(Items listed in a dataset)
━━━━━━━━━━━━━━━━━━━━

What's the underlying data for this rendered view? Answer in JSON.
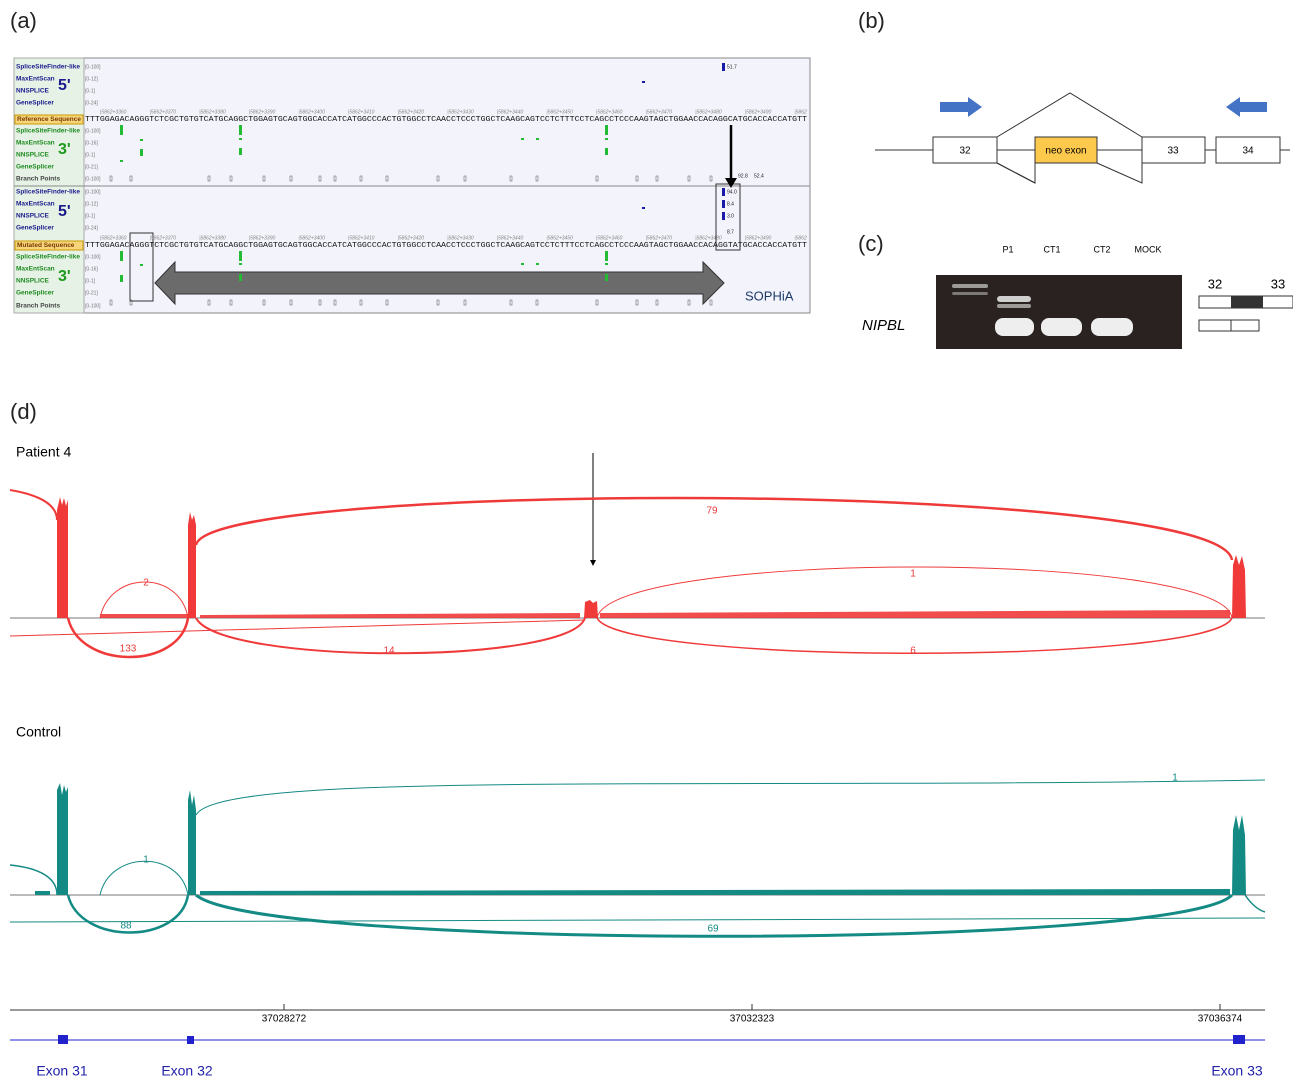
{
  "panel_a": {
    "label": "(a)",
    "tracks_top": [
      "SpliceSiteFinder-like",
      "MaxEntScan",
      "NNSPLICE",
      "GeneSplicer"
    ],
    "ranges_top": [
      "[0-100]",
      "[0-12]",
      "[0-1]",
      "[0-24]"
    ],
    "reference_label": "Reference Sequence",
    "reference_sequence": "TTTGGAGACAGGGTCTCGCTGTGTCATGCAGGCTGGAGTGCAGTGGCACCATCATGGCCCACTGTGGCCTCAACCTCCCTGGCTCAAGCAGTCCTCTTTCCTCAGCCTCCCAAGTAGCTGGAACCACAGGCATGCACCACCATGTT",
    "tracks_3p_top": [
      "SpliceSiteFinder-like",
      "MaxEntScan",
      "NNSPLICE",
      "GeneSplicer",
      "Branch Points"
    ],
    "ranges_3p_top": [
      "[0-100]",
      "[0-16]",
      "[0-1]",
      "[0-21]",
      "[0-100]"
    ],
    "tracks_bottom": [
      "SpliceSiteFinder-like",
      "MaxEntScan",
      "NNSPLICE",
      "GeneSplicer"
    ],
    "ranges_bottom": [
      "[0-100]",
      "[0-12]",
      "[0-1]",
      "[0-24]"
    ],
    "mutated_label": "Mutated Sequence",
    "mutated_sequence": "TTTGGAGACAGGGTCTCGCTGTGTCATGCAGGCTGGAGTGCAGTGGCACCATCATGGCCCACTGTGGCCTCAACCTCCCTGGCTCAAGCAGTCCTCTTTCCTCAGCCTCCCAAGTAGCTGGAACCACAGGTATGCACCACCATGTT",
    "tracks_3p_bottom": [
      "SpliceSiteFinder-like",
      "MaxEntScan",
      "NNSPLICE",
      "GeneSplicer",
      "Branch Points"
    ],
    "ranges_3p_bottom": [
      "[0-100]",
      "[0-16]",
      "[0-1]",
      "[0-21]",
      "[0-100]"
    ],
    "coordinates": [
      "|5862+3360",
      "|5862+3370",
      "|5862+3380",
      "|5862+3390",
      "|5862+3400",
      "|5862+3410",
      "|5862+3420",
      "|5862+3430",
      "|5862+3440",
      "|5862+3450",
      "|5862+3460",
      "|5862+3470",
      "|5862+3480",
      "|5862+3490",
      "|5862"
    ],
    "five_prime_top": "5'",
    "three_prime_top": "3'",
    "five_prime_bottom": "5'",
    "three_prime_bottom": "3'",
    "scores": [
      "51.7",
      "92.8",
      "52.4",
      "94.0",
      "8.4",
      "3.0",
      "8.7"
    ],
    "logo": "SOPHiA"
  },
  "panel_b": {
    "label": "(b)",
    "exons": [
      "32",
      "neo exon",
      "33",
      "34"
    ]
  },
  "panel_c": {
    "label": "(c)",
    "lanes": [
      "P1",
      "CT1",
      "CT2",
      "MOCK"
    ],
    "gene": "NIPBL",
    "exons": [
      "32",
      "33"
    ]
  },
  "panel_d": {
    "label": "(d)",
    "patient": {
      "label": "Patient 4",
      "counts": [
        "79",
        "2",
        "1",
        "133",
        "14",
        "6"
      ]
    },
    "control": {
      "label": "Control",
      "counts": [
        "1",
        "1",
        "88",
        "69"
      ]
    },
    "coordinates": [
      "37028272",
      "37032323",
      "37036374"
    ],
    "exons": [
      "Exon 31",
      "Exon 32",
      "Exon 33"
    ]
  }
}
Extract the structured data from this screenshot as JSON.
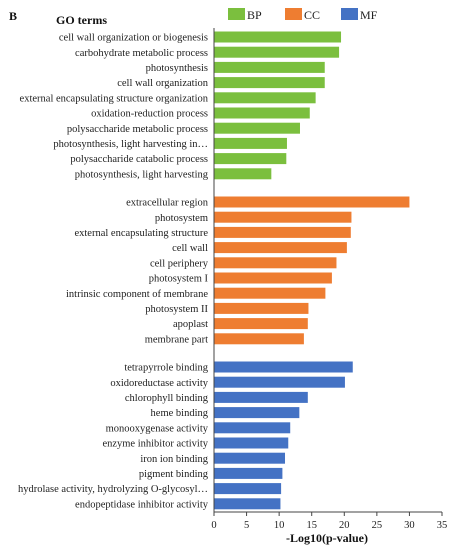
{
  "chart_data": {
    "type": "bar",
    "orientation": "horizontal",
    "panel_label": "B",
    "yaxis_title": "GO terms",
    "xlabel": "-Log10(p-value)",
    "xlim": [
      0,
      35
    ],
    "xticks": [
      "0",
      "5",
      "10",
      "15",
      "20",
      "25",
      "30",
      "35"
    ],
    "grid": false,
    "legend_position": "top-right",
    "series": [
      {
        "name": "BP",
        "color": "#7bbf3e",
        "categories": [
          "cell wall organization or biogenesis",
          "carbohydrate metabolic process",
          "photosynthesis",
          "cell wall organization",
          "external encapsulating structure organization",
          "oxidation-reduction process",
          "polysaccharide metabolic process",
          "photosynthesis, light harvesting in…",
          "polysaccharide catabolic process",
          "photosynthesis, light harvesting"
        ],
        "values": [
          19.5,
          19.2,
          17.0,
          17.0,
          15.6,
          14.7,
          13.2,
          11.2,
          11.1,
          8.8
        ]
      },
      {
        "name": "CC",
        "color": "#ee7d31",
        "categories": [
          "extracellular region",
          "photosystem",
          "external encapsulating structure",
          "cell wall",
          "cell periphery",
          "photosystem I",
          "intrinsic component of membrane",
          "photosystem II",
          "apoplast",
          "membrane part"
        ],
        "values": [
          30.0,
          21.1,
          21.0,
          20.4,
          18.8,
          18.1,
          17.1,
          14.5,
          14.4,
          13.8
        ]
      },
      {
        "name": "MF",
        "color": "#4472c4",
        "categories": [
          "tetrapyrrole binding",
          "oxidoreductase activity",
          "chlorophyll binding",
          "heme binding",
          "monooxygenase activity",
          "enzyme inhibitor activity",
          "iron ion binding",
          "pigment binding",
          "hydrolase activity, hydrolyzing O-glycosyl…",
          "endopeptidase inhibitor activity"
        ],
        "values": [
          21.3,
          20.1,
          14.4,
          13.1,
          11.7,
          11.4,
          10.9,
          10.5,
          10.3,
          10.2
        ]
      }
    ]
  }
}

━━━━━━━━━━━━━━━━━━━━

→ **WHAT YOU HAVE TO DO**: Without copying the pictures, transcribe the entries exactly.

→ **OUTPUT OF THE TASK**:
What's the underlying data for this rendered view? Answer in JSON.
{
  "panel_a": {
    "label": "(a)",
    "tracks_top": [
      "SpliceSiteFinder-like",
      "MaxEntScan",
      "NNSPLICE",
      "GeneSplicer"
    ],
    "ranges_top": [
      "[0-100]",
      "[0-12]",
      "[0-1]",
      "[0-24]"
    ],
    "reference_label": "Reference Sequence",
    "reference_sequence": "TTTGGAGACAGGGTCTCGCTGTGTCATGCAGGCTGGAGTGCAGTGGCACCATCATGGCCCACTGTGGCCTCAACCTCCCTGGCTCAAGCAGTCCTCTTTCCTCAGCCTCCCAAGTAGCTGGAACCACAGGCATGCACCACCATGTT",
    "tracks_3p_top": [
      "SpliceSiteFinder-like",
      "MaxEntScan",
      "NNSPLICE",
      "GeneSplicer",
      "Branch Points"
    ],
    "ranges_3p_top": [
      "[0-100]",
      "[0-16]",
      "[0-1]",
      "[0-21]",
      "[0-100]"
    ],
    "tracks_bottom": [
      "SpliceSiteFinder-like",
      "MaxEntScan",
      "NNSPLICE",
      "GeneSplicer"
    ],
    "ranges_bottom": [
      "[0-100]",
      "[0-12]",
      "[0-1]",
      "[0-24]"
    ],
    "mutated_label": "Mutated Sequence",
    "mutated_sequence": "TTTGGAGACAGGGTCTCGCTGTGTCATGCAGGCTGGAGTGCAGTGGCACCATCATGGCCCACTGTGGCCTCAACCTCCCTGGCTCAAGCAGTCCTCTTTCCTCAGCCTCCCAAGTAGCTGGAACCACAGGTATGCACCACCATGTT",
    "tracks_3p_bottom": [
      "SpliceSiteFinder-like",
      "MaxEntScan",
      "NNSPLICE",
      "GeneSplicer",
      "Branch Points"
    ],
    "ranges_3p_bottom": [
      "[0-100]",
      "[0-16]",
      "[0-1]",
      "[0-21]",
      "[0-100]"
    ],
    "coordinates": [
      "|5862+3360",
      "|5862+3370",
      "|5862+3380",
      "|5862+3390",
      "|5862+3400",
      "|5862+3410",
      "|5862+3420",
      "|5862+3430",
      "|5862+3440",
      "|5862+3450",
      "|5862+3460",
      "|5862+3470",
      "|5862+3480",
      "|5862+3490",
      "|5862"
    ],
    "five_prime_top": "5'",
    "three_prime_top": "3'",
    "five_prime_bottom": "5'",
    "three_prime_bottom": "3'",
    "scores": [
      "51.7",
      "92.8",
      "52.4",
      "94.0",
      "8.4",
      "3.0",
      "8.7"
    ],
    "logo": "SOPHiA"
  },
  "panel_b": {
    "label": "(b)",
    "exons": [
      "32",
      "neo exon",
      "33",
      "34"
    ]
  },
  "panel_c": {
    "label": "(c)",
    "lanes": [
      "P1",
      "CT1",
      "CT2",
      "MOCK"
    ],
    "gene": "NIPBL",
    "exons": [
      "32",
      "33"
    ]
  },
  "panel_d": {
    "label": "(d)",
    "patient": {
      "label": "Patient 4",
      "counts": [
        "79",
        "2",
        "1",
        "133",
        "14",
        "6"
      ]
    },
    "control": {
      "label": "Control",
      "counts": [
        "1",
        "1",
        "88",
        "69"
      ]
    },
    "coordinates": [
      "37028272",
      "37032323",
      "37036374"
    ],
    "exons": [
      "Exon 31",
      "Exon 32",
      "Exon 33"
    ]
  }
}
Extract the structured data from this screenshot as JSON.
{
  "chart_data": {
    "type": "bar",
    "orientation": "horizontal",
    "panel_label": "B",
    "yaxis_title": "GO terms",
    "xlabel": "-Log10(p-value)",
    "xlim": [
      0,
      35
    ],
    "xticks": [
      "0",
      "5",
      "10",
      "15",
      "20",
      "25",
      "30",
      "35"
    ],
    "grid": false,
    "legend_position": "top-right",
    "series": [
      {
        "name": "BP",
        "color": "#7bbf3e",
        "categories": [
          "cell wall organization or biogenesis",
          "carbohydrate metabolic process",
          "photosynthesis",
          "cell wall organization",
          "external encapsulating structure organization",
          "oxidation-reduction process",
          "polysaccharide metabolic process",
          "photosynthesis, light harvesting in…",
          "polysaccharide catabolic process",
          "photosynthesis, light harvesting"
        ],
        "values": [
          19.5,
          19.2,
          17.0,
          17.0,
          15.6,
          14.7,
          13.2,
          11.2,
          11.1,
          8.8
        ]
      },
      {
        "name": "CC",
        "color": "#ee7d31",
        "categories": [
          "extracellular region",
          "photosystem",
          "external encapsulating structure",
          "cell wall",
          "cell periphery",
          "photosystem I",
          "intrinsic component of membrane",
          "photosystem II",
          "apoplast",
          "membrane part"
        ],
        "values": [
          30.0,
          21.1,
          21.0,
          20.4,
          18.8,
          18.1,
          17.1,
          14.5,
          14.4,
          13.8
        ]
      },
      {
        "name": "MF",
        "color": "#4472c4",
        "categories": [
          "tetrapyrrole binding",
          "oxidoreductase activity",
          "chlorophyll binding",
          "heme binding",
          "monooxygenase activity",
          "enzyme inhibitor activity",
          "iron ion binding",
          "pigment binding",
          "hydrolase activity, hydrolyzing O-glycosyl…",
          "endopeptidase inhibitor activity"
        ],
        "values": [
          21.3,
          20.1,
          14.4,
          13.1,
          11.7,
          11.4,
          10.9,
          10.5,
          10.3,
          10.2
        ]
      }
    ]
  }
}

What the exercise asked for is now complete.